Goal -> Each line that includes the string "this" counts once; give the total and nothing else.

Supplied information ->
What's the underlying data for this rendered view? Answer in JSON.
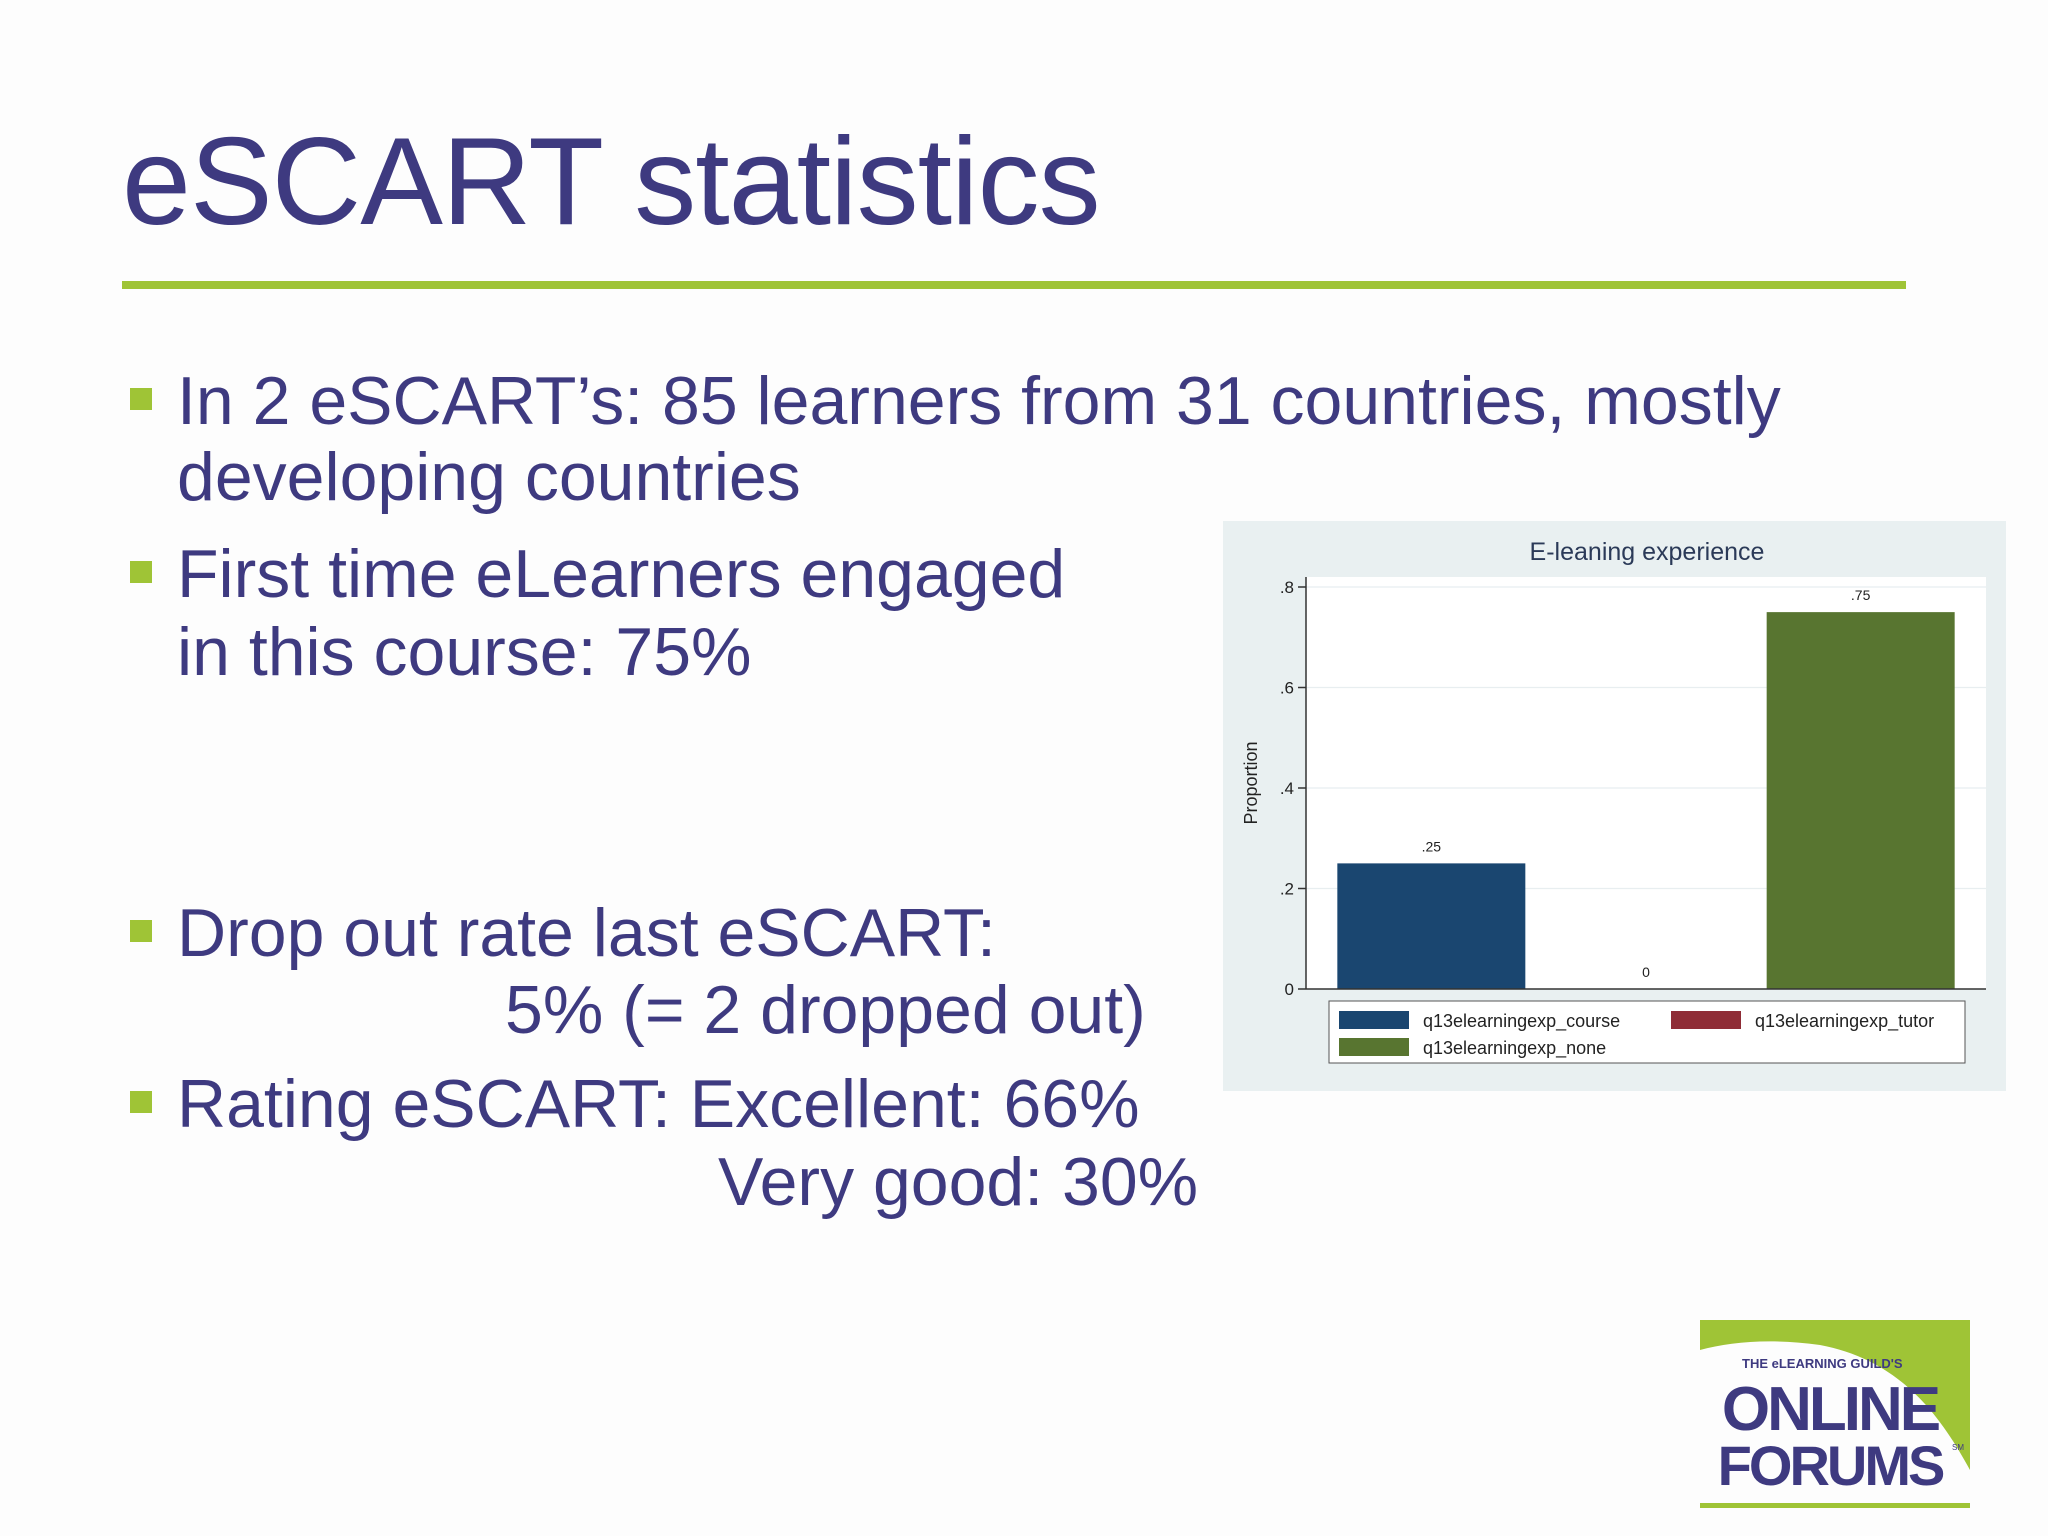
{
  "slide": {
    "title": "eSCART statistics",
    "bullets": [
      {
        "line1": "In 2 eSCART’s: 85 learners from 31 countries, mostly",
        "line2": "developing countries"
      },
      {
        "line1": "First time eLearners engaged",
        "line2": "in this course: 75%"
      },
      {
        "line1": "Drop out rate last eSCART:",
        "line2": "5% (= 2 dropped out)"
      },
      {
        "line1": "Rating eSCART: Excellent: 66%",
        "line2": "Very good: 30%"
      }
    ],
    "colors": {
      "title": "#3e3a80",
      "accent": "#9fc436"
    }
  },
  "chart_data": {
    "type": "bar",
    "title": "E-leaning experience",
    "ylabel": "Proportion",
    "ylim": [
      0,
      0.8
    ],
    "yticks": [
      0,
      0.2,
      0.4,
      0.6,
      0.8
    ],
    "ytick_labels": [
      "0",
      ".2",
      ".4",
      ".6",
      ".8"
    ],
    "grid": true,
    "legend_position": "bottom",
    "series": [
      {
        "name": "q13elearningexp_course",
        "value": 0.25,
        "label": ".25",
        "color": "#1a4670"
      },
      {
        "name": "q13elearningexp_tutor",
        "value": 0,
        "label": "0",
        "color": "#8f2c36"
      },
      {
        "name": "q13elearningexp_none",
        "value": 0.75,
        "label": ".75",
        "color": "#587530"
      }
    ]
  },
  "logo": {
    "tagline": "THE eLEARNING GUILD'S",
    "line1": "ONLINE",
    "line2": "FORUMS",
    "mark": "SM"
  }
}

Complete response -> 2